**Task brief:** Provide an exact copy of the data, excluding the images.

_ _ _ _ _

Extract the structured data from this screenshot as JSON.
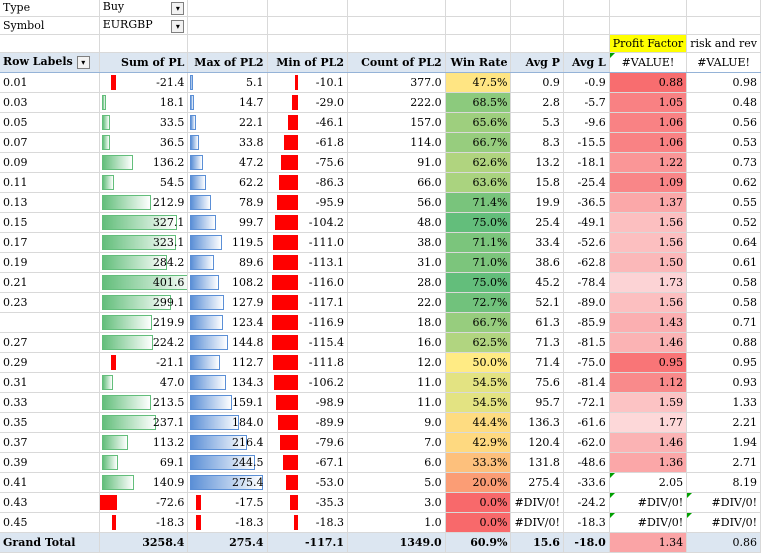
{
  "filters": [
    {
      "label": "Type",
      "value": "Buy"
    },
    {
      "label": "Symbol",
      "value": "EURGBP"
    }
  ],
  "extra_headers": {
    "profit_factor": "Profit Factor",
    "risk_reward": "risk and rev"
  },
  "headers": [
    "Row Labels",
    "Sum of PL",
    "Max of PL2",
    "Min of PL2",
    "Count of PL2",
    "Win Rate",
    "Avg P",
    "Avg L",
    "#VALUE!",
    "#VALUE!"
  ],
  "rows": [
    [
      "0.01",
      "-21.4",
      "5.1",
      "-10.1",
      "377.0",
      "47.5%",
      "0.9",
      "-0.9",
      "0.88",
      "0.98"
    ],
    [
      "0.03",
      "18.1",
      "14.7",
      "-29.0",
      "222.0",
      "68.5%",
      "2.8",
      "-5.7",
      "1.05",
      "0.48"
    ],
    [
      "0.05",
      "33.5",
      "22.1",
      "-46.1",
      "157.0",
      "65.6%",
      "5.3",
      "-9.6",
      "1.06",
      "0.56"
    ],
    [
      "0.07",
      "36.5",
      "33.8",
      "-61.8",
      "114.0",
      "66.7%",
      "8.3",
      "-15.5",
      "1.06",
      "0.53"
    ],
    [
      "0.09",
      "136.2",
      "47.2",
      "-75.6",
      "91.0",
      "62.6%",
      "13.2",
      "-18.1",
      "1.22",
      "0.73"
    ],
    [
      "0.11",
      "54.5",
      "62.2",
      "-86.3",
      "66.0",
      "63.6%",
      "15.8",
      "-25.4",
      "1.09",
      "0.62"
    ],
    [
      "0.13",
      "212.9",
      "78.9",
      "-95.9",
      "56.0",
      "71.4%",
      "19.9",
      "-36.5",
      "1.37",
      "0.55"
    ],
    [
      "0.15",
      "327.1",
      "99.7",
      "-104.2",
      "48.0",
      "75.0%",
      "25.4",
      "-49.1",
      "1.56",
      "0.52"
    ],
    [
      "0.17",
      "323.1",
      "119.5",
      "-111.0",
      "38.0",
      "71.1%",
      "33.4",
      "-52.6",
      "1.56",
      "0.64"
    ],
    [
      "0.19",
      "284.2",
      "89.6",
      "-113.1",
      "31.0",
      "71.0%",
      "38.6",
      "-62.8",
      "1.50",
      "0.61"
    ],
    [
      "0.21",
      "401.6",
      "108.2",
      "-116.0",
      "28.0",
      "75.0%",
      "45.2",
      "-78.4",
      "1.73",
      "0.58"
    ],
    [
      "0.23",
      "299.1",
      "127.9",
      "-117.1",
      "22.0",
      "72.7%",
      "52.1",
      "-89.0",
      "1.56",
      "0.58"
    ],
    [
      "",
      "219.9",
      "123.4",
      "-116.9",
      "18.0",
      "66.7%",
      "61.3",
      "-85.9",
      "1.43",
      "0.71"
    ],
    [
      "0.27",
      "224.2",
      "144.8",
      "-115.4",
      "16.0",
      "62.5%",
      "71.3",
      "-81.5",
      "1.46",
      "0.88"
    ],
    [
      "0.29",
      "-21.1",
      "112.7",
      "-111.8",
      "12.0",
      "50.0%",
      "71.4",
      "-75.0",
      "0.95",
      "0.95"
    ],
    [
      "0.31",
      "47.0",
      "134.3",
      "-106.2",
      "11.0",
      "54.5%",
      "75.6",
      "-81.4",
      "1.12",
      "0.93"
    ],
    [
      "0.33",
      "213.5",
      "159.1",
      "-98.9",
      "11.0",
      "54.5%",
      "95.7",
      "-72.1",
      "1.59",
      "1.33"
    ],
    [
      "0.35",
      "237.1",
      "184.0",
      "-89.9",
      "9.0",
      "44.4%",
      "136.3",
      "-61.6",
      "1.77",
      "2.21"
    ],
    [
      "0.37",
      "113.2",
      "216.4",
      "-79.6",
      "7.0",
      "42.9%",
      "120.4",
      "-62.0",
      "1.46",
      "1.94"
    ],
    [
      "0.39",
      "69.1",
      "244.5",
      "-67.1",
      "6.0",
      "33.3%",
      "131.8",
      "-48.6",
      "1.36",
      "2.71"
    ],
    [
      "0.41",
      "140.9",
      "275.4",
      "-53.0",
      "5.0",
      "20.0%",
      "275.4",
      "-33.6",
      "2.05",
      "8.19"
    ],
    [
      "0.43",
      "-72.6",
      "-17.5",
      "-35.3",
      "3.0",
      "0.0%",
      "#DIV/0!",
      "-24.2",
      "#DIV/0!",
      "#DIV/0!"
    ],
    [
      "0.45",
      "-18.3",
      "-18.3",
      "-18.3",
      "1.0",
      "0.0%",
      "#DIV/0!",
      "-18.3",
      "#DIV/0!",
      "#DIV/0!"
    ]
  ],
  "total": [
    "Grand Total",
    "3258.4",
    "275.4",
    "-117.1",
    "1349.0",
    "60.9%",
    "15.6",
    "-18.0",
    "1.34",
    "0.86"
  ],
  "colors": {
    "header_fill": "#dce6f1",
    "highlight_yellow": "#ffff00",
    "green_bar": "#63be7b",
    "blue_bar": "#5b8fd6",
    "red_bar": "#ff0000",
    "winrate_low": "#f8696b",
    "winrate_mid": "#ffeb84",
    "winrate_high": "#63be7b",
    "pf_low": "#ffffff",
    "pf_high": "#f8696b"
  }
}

_ _ _ _ _

**Reply:**
Extract the structured data from this screenshot as JSON.
{
  "filters": [
    {
      "label": "Type",
      "value": "Buy"
    },
    {
      "label": "Symbol",
      "value": "EURGBP"
    }
  ],
  "extra_headers": {
    "profit_factor": "Profit Factor",
    "risk_reward": "risk and rev"
  },
  "headers": [
    "Row Labels",
    "Sum of PL",
    "Max of PL2",
    "Min of PL2",
    "Count of PL2",
    "Win Rate",
    "Avg P",
    "Avg L",
    "#VALUE!",
    "#VALUE!"
  ],
  "rows": [
    [
      "0.01",
      "-21.4",
      "5.1",
      "-10.1",
      "377.0",
      "47.5%",
      "0.9",
      "-0.9",
      "0.88",
      "0.98"
    ],
    [
      "0.03",
      "18.1",
      "14.7",
      "-29.0",
      "222.0",
      "68.5%",
      "2.8",
      "-5.7",
      "1.05",
      "0.48"
    ],
    [
      "0.05",
      "33.5",
      "22.1",
      "-46.1",
      "157.0",
      "65.6%",
      "5.3",
      "-9.6",
      "1.06",
      "0.56"
    ],
    [
      "0.07",
      "36.5",
      "33.8",
      "-61.8",
      "114.0",
      "66.7%",
      "8.3",
      "-15.5",
      "1.06",
      "0.53"
    ],
    [
      "0.09",
      "136.2",
      "47.2",
      "-75.6",
      "91.0",
      "62.6%",
      "13.2",
      "-18.1",
      "1.22",
      "0.73"
    ],
    [
      "0.11",
      "54.5",
      "62.2",
      "-86.3",
      "66.0",
      "63.6%",
      "15.8",
      "-25.4",
      "1.09",
      "0.62"
    ],
    [
      "0.13",
      "212.9",
      "78.9",
      "-95.9",
      "56.0",
      "71.4%",
      "19.9",
      "-36.5",
      "1.37",
      "0.55"
    ],
    [
      "0.15",
      "327.1",
      "99.7",
      "-104.2",
      "48.0",
      "75.0%",
      "25.4",
      "-49.1",
      "1.56",
      "0.52"
    ],
    [
      "0.17",
      "323.1",
      "119.5",
      "-111.0",
      "38.0",
      "71.1%",
      "33.4",
      "-52.6",
      "1.56",
      "0.64"
    ],
    [
      "0.19",
      "284.2",
      "89.6",
      "-113.1",
      "31.0",
      "71.0%",
      "38.6",
      "-62.8",
      "1.50",
      "0.61"
    ],
    [
      "0.21",
      "401.6",
      "108.2",
      "-116.0",
      "28.0",
      "75.0%",
      "45.2",
      "-78.4",
      "1.73",
      "0.58"
    ],
    [
      "0.23",
      "299.1",
      "127.9",
      "-117.1",
      "22.0",
      "72.7%",
      "52.1",
      "-89.0",
      "1.56",
      "0.58"
    ],
    [
      "",
      "219.9",
      "123.4",
      "-116.9",
      "18.0",
      "66.7%",
      "61.3",
      "-85.9",
      "1.43",
      "0.71"
    ],
    [
      "0.27",
      "224.2",
      "144.8",
      "-115.4",
      "16.0",
      "62.5%",
      "71.3",
      "-81.5",
      "1.46",
      "0.88"
    ],
    [
      "0.29",
      "-21.1",
      "112.7",
      "-111.8",
      "12.0",
      "50.0%",
      "71.4",
      "-75.0",
      "0.95",
      "0.95"
    ],
    [
      "0.31",
      "47.0",
      "134.3",
      "-106.2",
      "11.0",
      "54.5%",
      "75.6",
      "-81.4",
      "1.12",
      "0.93"
    ],
    [
      "0.33",
      "213.5",
      "159.1",
      "-98.9",
      "11.0",
      "54.5%",
      "95.7",
      "-72.1",
      "1.59",
      "1.33"
    ],
    [
      "0.35",
      "237.1",
      "184.0",
      "-89.9",
      "9.0",
      "44.4%",
      "136.3",
      "-61.6",
      "1.77",
      "2.21"
    ],
    [
      "0.37",
      "113.2",
      "216.4",
      "-79.6",
      "7.0",
      "42.9%",
      "120.4",
      "-62.0",
      "1.46",
      "1.94"
    ],
    [
      "0.39",
      "69.1",
      "244.5",
      "-67.1",
      "6.0",
      "33.3%",
      "131.8",
      "-48.6",
      "1.36",
      "2.71"
    ],
    [
      "0.41",
      "140.9",
      "275.4",
      "-53.0",
      "5.0",
      "20.0%",
      "275.4",
      "-33.6",
      "2.05",
      "8.19"
    ],
    [
      "0.43",
      "-72.6",
      "-17.5",
      "-35.3",
      "3.0",
      "0.0%",
      "#DIV/0!",
      "-24.2",
      "#DIV/0!",
      "#DIV/0!"
    ],
    [
      "0.45",
      "-18.3",
      "-18.3",
      "-18.3",
      "1.0",
      "0.0%",
      "#DIV/0!",
      "-18.3",
      "#DIV/0!",
      "#DIV/0!"
    ]
  ],
  "total": [
    "Grand Total",
    "3258.4",
    "275.4",
    "-117.1",
    "1349.0",
    "60.9%",
    "15.6",
    "-18.0",
    "1.34",
    "0.86"
  ],
  "colors": {
    "header_fill": "#dce6f1",
    "highlight_yellow": "#ffff00",
    "green_bar": "#63be7b",
    "blue_bar": "#5b8fd6",
    "red_bar": "#ff0000",
    "winrate_low": "#f8696b",
    "winrate_mid": "#ffeb84",
    "winrate_high": "#63be7b",
    "pf_low": "#ffffff",
    "pf_high": "#f8696b"
  }
}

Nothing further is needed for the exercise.